Given records:
>> START
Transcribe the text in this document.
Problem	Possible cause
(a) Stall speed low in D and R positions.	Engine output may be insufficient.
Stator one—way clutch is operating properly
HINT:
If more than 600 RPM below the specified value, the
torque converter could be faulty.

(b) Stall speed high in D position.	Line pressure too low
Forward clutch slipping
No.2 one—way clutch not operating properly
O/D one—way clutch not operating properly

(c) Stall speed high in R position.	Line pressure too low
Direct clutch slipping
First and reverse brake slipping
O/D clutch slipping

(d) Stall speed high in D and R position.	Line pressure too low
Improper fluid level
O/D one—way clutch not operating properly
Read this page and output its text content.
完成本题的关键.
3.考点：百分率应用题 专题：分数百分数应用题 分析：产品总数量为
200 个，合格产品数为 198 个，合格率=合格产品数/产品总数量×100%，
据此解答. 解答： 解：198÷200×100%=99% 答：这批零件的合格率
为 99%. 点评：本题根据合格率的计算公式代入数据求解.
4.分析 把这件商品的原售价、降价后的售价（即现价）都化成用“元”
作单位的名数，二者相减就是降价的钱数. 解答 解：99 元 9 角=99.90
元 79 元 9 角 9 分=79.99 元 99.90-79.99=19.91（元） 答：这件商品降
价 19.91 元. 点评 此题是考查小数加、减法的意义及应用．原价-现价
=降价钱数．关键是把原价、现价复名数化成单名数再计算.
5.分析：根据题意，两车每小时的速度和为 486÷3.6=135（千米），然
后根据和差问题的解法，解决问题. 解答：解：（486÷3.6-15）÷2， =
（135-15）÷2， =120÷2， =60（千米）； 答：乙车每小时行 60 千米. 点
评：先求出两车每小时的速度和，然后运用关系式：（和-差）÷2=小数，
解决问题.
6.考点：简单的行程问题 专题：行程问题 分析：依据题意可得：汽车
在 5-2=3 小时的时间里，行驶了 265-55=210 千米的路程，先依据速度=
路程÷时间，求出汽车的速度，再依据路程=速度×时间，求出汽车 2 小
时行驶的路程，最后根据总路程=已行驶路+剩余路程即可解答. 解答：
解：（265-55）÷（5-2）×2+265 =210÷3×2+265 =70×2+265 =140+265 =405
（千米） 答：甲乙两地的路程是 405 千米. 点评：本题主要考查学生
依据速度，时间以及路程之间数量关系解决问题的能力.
>> END
Task goal: Find the word "high" in the data and show each line that holds it.

Completed exercise:
(b) Stall speed high in D position.	Line pressure too low
(c) Stall speed high in R position.	Line pressure too low
(d) Stall speed high in D and R position.	Line pressure too low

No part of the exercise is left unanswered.